DIRECTION – Your task is to print all of the material verbatim.

EXTRACTED INFORMATION –
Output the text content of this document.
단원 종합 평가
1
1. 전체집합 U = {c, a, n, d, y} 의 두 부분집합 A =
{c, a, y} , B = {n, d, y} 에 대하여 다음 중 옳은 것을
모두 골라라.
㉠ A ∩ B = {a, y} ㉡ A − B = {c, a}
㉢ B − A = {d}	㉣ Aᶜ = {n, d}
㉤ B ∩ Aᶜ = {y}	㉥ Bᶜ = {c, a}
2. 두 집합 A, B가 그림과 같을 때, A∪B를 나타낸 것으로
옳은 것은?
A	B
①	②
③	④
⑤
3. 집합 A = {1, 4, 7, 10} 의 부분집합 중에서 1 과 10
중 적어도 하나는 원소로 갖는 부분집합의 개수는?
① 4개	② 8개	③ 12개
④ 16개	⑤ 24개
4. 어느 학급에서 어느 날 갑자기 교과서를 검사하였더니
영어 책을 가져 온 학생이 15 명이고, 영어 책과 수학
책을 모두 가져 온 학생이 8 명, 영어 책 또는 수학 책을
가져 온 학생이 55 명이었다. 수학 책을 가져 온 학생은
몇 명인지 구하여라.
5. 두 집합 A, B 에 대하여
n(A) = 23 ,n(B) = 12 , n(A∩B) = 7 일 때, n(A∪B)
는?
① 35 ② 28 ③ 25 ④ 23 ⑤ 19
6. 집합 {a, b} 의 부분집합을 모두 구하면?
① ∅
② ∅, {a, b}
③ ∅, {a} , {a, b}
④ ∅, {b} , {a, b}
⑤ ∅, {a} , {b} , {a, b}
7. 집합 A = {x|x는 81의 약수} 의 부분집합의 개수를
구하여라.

CORRECT OUTPUT –
Output the text content of this document.
단원 종합 평가
1
1. 전체집합 U = {c, a, n, d, y} 의 두 부분집합 A =
{c, a, y} , B = {n, d, y} 에 대하여 다음 중 옳은 것을
모두 골라라.
㉠ A ∩ B = {a, y} ㉡ A − B = {c, a}
㉢ B − A = {d}	㉣ Aᶜ = {n, d}
㉤ B ∩ Aᶜ = {y}	㉥ Bᶜ = {c, a}
2. 두 집합 A, B가 그림과 같을 때, A∪B를 나타낸 것으로
옳은 것은?
A	B
①	②
③	④
⑤
3. 집합 A = {1, 4, 7, 10} 의 부분집합 중에서 1 과 10
중 적어도 하나는 원소로 갖는 부분집합의 개수는?
① 4개	② 8개	③ 12개
④ 16개	⑤ 24개
4. 어느 학급에서 어느 날 갑자기 교과서를 검사하였더니
영어 책을 가져 온 학생이 15 명이고, 영어 책과 수학
책을 모두 가져 온 학생이 8 명, 영어 책 또는 수학 책을
가져 온 학생이 55 명이었다. 수학 책을 가져 온 학생은
몇 명인지 구하여라.
5. 두 집합 A, B 에 대하여
n(A) = 23 ,n(B) = 12 , n(A∩B) = 7 일 때, n(A∪B)
는?
① 35 ② 28 ③ 25 ④ 23 ⑤ 19
6. 집합 {a, b} 의 부분집합을 모두 구하면?
① ∅
② ∅, {a, b}
③ ∅, {a} , {a, b}
④ ∅, {b} , {a, b}
⑤ ∅, {a} , {b} , {a, b}
7. 집합 A = {x|x는 81의 약수} 의 부분집합의 개수를
구하여라.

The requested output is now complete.